● **SUPPLIED RECORDS**:
----------

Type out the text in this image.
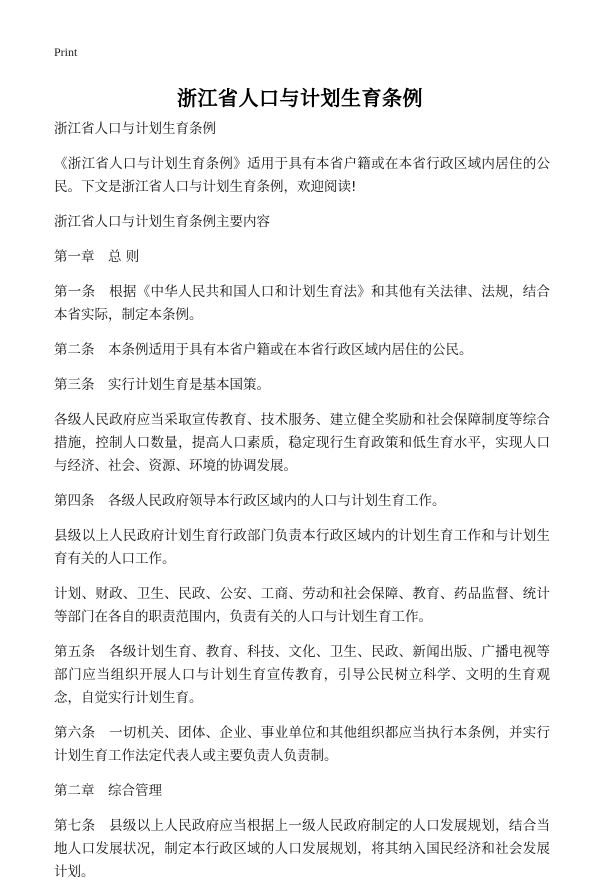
Print
浙江省人口与计划生育条例

浙江省人口与计划生育条例

《浙江省人口与计划生育条例》适用于具有本省户籍或在本省行政区域内居住的公民。下文是浙江省人口与计划生育条例，欢迎阅读!

浙江省人口与计划生育条例主要内容

第一章　总 则

第一条　根据《中华人民共和国人口和计划生育法》和其他有关法律、法规，结合本省实际，制定本条例。

第二条　本条例适用于具有本省户籍或在本省行政区域内居住的公民。

第三条　实行计划生育是基本国策。

各级人民政府应当采取宣传教育、技术服务、建立健全奖励和社会保障制度等综合措施，控制人口数量，提高人口素质，稳定现行生育政策和低生育水平，实现人口与经济、社会、资源、环境的协调发展。

第四条　各级人民政府领导本行政区域内的人口与计划生育工作。

县级以上人民政府计划生育行政部门负责本行政区域内的计划生育工作和与计划生育有关的人口工作。

计划、财政、卫生、民政、公安、工商、劳动和社会保障、教育、药品监督、统计等部门在各自的职责范围内，负责有关的人口与计划生育工作。

第五条　各级计划生育、教育、科技、文化、卫生、民政、新闻出版、广播电视等部门应当组织开展人口与计划生育宣传教育，引导公民树立科学、文明的生育观念，自觉实行计划生育。

第六条　一切机关、团体、企业、事业单位和其他组织都应当执行本条例，并实行计划生育工作法定代表人或主要负责人负责制。

第二章　综合管理

第七条　县级以上人民政府应当根据上一级人民政府制定的人口发展规划，结合当地人口发展状况，制定本行政区域的人口发展规划，将其纳入国民经济和社会发展计划。
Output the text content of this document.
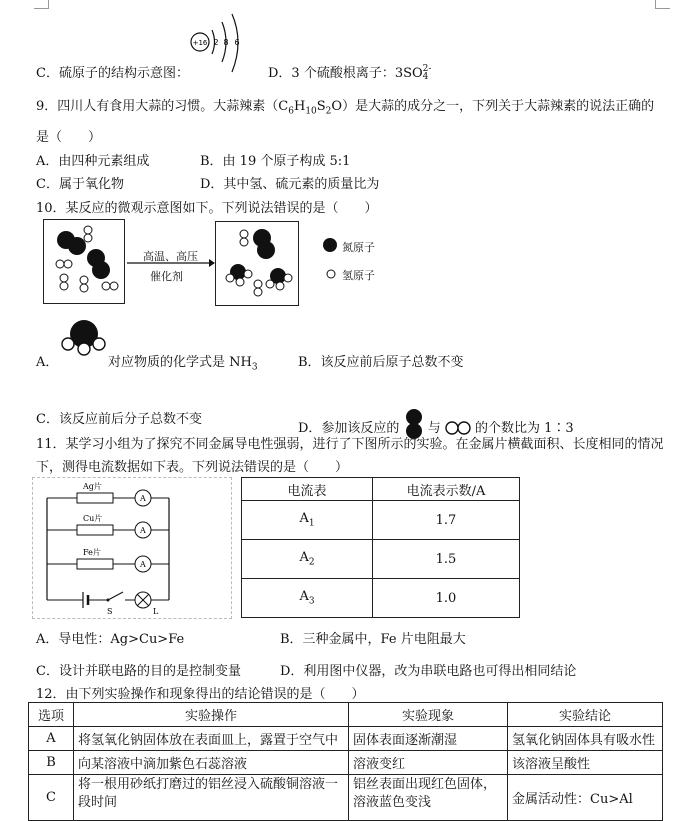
C．硫原子的结构示意图：
+16 2 8 6
D．3 个硫酸根离子：3SO 2-
4
9．四川人有食用大蒜的习惯。大蒜辣素$(C_6H_{10}S_2O)$是大蒜的成分之一，下列关于大蒜辣素的说法正确的
是（　　）
A．由四种元素组成	B．由 19 个原子构成 5:1
C．属于氧化物	D．其中氢、硫元素的质量比为
10．某反应的微观示意图如下。下列说法错误的是（　　）
高温、高压
催化剂
氮原子
氢原子
A．	对应物质的化学式是 $NH_3$	B．该反应前后原子总数不变
C．该反应前后分子总数不变
D．参加该反应的 与	的个数比为 1∶3
11．某学习小组为了探究不同金属导电性强弱，进行了下图所示的实验。在金属片横截面积、长度相同的情况
下，测得电流数据如下表。下列说法错误的是（　　）
Ag片
Cu片
Fe片
A
A
A
S	L
电流表	电流表示数/A
$A_1$	1.7
$A_2$	1.5
$A_3$	1.0
A．导电性：Ag>Cu>Fe	B．三种金属中，Fe 片电阻最大
C．设计并联电路的目的是控制变量	D．利用图中仪器，改为串联电路也可得出相同结论
12．由下列实验操作和现象得出的结论错误的是（　　）
选项	实验操作	实验现象	实验结论
A	将氢氧化钠固体放在表面皿上，露置于空气中	固体表面逐渐潮湿	氢氧化钠固体具有吸水性
B	向某溶液中滴加紫色石蕊溶液	溶液变红	该溶液呈酸性
C	将一根用砂纸打磨过的铝丝浸入硫酸铜溶液一段时间	铝丝表面出现红色固体，溶液蓝色变浅	金属活动性：Cu>Al
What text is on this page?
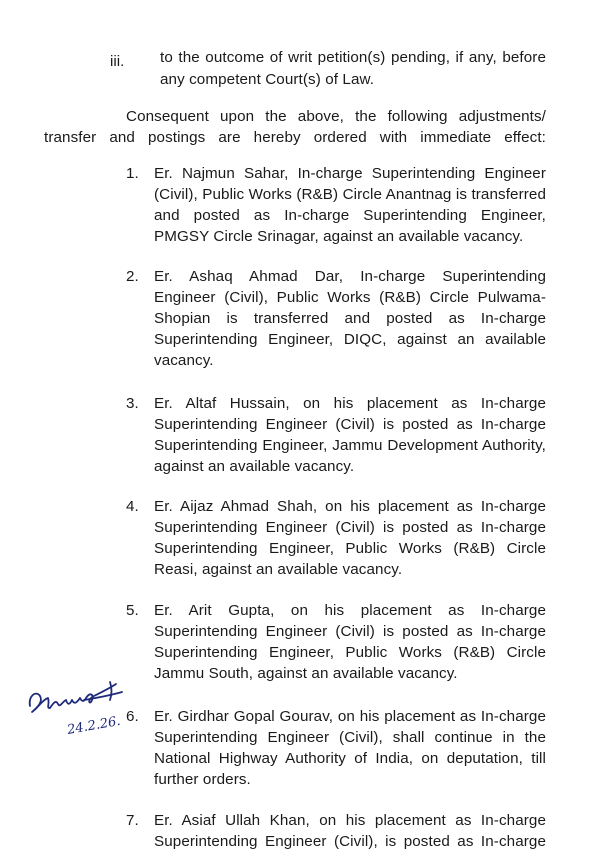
iii. to the outcome of writ petition(s) pending, if any, before
any competent Court(s) of Law.
Consequent upon the above, the following adjustments/
transfer and postings are hereby ordered with immediate effect:
1. Er. Najmun Sahar, In-charge Superintending Engineer
(Civil), Public Works (R&B) Circle Anantnag is transferred
and posted as In-charge Superintending Engineer,
PMGSY Circle Srinagar, against an available vacancy.
2. Er. Ashaq Ahmad Dar, In-charge Superintending
Engineer (Civil), Public Works (R&B) Circle Pulwama-
Shopian is transferred and posted as In-charge
Superintending Engineer, DIQC, against an available
vacancy.
3. Er. Altaf Hussain, on his placement as In-charge
Superintending Engineer (Civil) is posted as In-charge
Superintending Engineer, Jammu Development Authority,
against an available vacancy.
4. Er. Aijaz Ahmad Shah, on his placement as In-charge
Superintending Engineer (Civil) is posted as In-charge
Superintending Engineer, Public Works (R&B) Circle
Reasi, against an available vacancy.
5. Er. Arit Gupta, on his placement as In-charge
Superintending Engineer (Civil) is posted as In-charge
Superintending Engineer, Public Works (R&B) Circle
Jammu South, against an available vacancy.
24.2.26. 6. Er. Girdhar Gopal Gourav, on his placement as In-charge
Superintending Engineer (Civil), shall continue in the
National Highway Authority of India, on deputation, till
further orders.
7. Er. Asiaf Ullah Khan, on his placement as In-charge
Superintending Engineer (Civil), is posted as In-charge
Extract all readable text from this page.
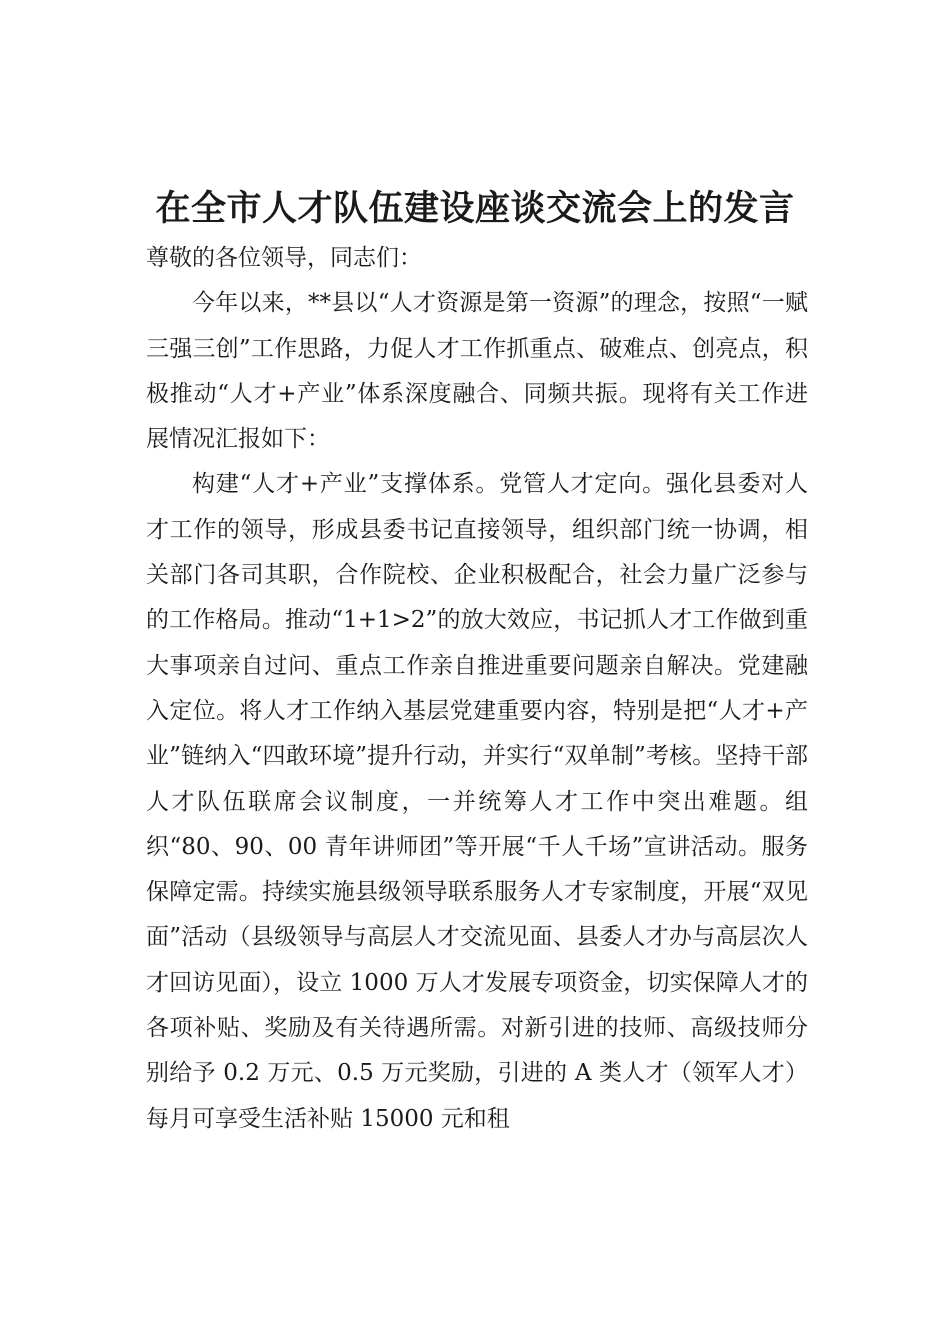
在全市人才队伍建设座谈交流会上的发言

尊敬的各位领导，同志们：

今年以来，**县以“人才资源是第一资源”的理念，按照“一赋三强三创”工作思路，力促人才工作抓重点、破难点、创亮点，积极推动“人才+产业”体系深度融合、同频共振。现将有关工作进展情况汇报如下：

构建“人才+产业”支撑体系。党管人才定向。强化县委对人才工作的领导，形成县委书记直接领导，组织部门统一协调，相关部门各司其职，合作院校、企业积极配合，社会力量广泛参与的工作格局。推动“1+1>2”的放大效应，书记抓人才工作做到重大事项亲自过问、重点工作亲自推进重要问题亲自解决。党建融入定位。将人才工作纳入基层党建重要内容，特别是把“人才+产业”链纳入“四敢环境”提升行动，并实行“双单制”考核。坚持干部人才队伍联席会议制度，一并统筹人才工作中突出难题。组织“80、90、00 青年讲师团”等开展“千人千场”宣讲活动。服务保障定需。持续实施县级领导联系服务人才专家制度，开展“双见面”活动（县级领导与高层人才交流见面、县委人才办与高层次人才回访见面），设立 1000 万人才发展专项资金，切实保障人才的各项补贴、奖励及有关待遇所需。对新引进的技师、高级技师分别给予 0.2 万元、0.5 万元奖励，引进的 A 类人才（领军人才）每月可享受生活补贴 15000 元和租
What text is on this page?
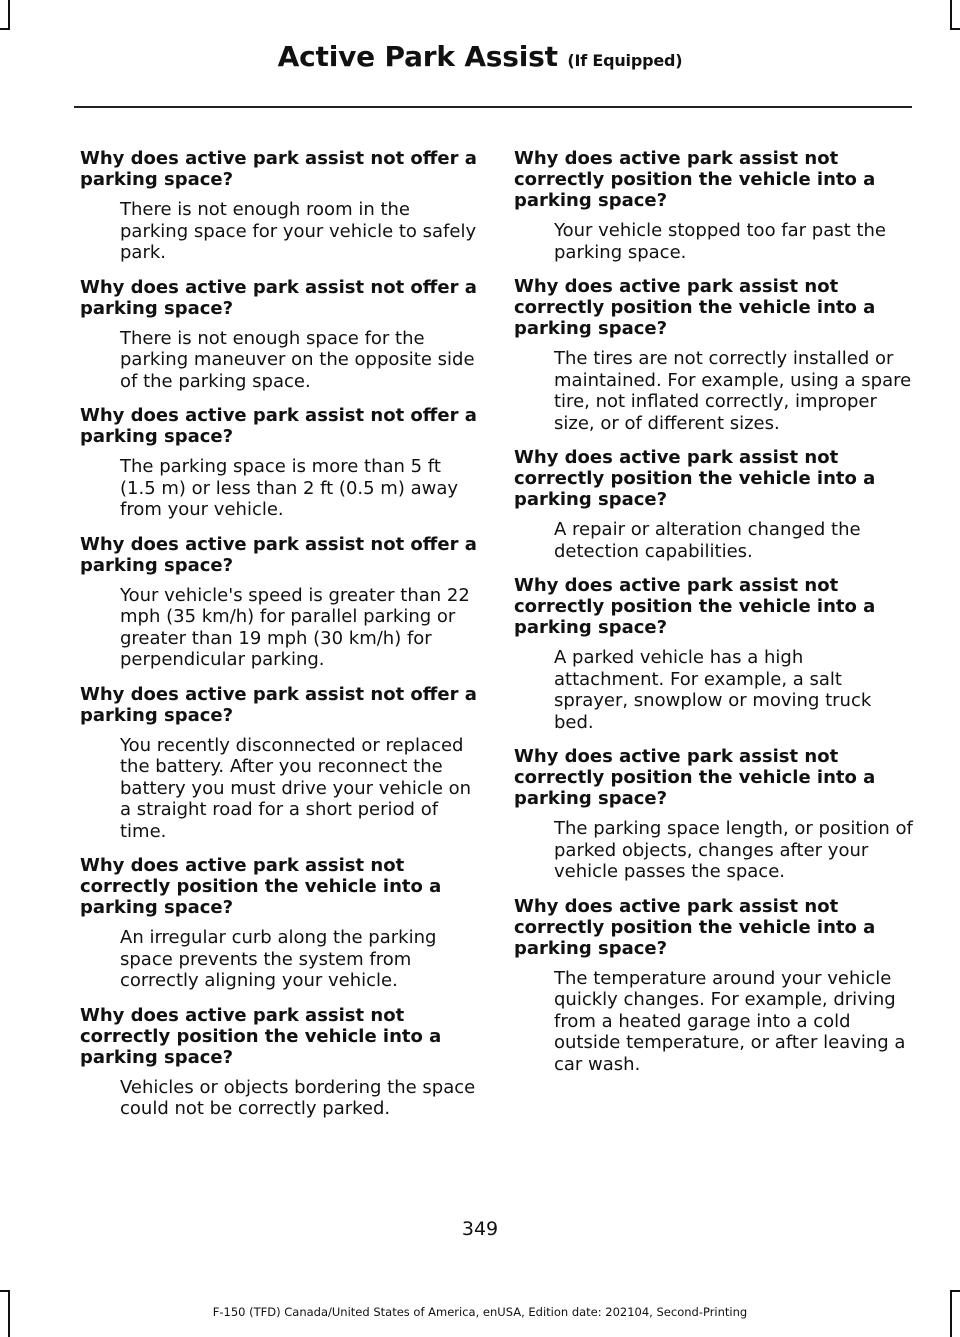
Active Park Assist (If Equipped)

Why does active park assist not offer a parking space?

There is not enough room in the parking space for your vehicle to safely park.

Why does active park assist not offer a parking space?

There is not enough space for the parking maneuver on the opposite side of the parking space.

Why does active park assist not offer a parking space?

The parking space is more than 5 ft (1.5 m) or less than 2 ft (0.5 m) away from your vehicle.

Why does active park assist not offer a parking space?

Your vehicle's speed is greater than 22 mph (35 km/h) for parallel parking or greater than 19 mph (30 km/h) for perpendicular parking.

Why does active park assist not offer a parking space?

You recently disconnected or replaced the battery. After you reconnect the battery you must drive your vehicle on a straight road for a short period of time.

Why does active park assist not correctly position the vehicle into a parking space?

An irregular curb along the parking space prevents the system from correctly aligning your vehicle.

Why does active park assist not correctly position the vehicle into a parking space?

Vehicles or objects bordering the space could not be correctly parked.

Why does active park assist not correctly position the vehicle into a parking space?

Your vehicle stopped too far past the parking space.

Why does active park assist not correctly position the vehicle into a parking space?

The tires are not correctly installed or maintained. For example, using a spare tire, not inflated correctly, improper size, or of different sizes.

Why does active park assist not correctly position the vehicle into a parking space?

A repair or alteration changed the detection capabilities.

Why does active park assist not correctly position the vehicle into a parking space?

A parked vehicle has a high attachment. For example, a salt sprayer, snowplow or moving truck bed.

Why does active park assist not correctly position the vehicle into a parking space?

The parking space length, or position of parked objects, changes after your vehicle passes the space.

Why does active park assist not correctly position the vehicle into a parking space?

The temperature around your vehicle quickly changes. For example, driving from a heated garage into a cold outside temperature, or after leaving a car wash.

349
F-150 (TFD) Canada/United States of America, enUSA, Edition date: 202104, Second-Printing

----------

● **THE EXERCISE**: Identify the lines of the data that contain the word "下列说法错误的是". Copy each of them.

● **FINISHED EXERCISE**:
10．某反应的微观示意图如下。下列说法错误的是（　　）
下，测得电流数据如下表。下列说法错误的是（　　）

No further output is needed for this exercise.